----- Records shown -----
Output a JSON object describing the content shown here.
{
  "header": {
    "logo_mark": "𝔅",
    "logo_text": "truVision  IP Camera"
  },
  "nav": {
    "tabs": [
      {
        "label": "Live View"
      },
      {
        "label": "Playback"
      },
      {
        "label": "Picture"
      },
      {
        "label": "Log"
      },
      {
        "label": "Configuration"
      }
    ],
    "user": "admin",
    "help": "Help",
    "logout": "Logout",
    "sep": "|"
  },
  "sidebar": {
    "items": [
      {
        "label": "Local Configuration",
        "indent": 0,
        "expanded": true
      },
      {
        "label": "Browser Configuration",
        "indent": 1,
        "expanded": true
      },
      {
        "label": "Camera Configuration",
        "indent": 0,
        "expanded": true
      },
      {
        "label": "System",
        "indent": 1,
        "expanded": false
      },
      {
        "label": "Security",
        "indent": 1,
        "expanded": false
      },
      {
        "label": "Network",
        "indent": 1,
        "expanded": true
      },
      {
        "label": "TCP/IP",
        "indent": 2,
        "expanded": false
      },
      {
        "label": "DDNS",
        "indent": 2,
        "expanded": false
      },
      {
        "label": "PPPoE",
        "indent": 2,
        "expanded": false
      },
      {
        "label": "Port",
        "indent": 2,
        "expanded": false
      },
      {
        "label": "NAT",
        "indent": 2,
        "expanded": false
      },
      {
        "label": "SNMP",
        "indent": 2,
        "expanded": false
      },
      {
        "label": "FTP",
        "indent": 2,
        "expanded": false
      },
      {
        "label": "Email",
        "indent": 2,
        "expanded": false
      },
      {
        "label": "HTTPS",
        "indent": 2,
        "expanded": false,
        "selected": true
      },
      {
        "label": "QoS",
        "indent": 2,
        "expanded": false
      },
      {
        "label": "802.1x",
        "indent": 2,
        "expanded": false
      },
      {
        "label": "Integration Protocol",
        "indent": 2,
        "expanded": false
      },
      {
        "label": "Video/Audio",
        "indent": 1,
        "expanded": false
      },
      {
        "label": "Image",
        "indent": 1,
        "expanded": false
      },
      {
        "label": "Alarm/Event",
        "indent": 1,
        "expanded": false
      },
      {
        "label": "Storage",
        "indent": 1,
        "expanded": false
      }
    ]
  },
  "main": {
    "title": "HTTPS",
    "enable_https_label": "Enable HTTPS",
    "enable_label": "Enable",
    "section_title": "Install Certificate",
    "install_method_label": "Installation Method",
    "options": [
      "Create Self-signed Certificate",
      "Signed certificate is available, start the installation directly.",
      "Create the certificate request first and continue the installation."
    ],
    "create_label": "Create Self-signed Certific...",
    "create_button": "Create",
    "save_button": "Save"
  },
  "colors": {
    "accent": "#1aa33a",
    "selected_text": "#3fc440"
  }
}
-----
▶ **What the exercise asks**:
Only the number is wanted: how many lines of the material contain the word "Camera"?

▶ **Answer to this exercise**:
2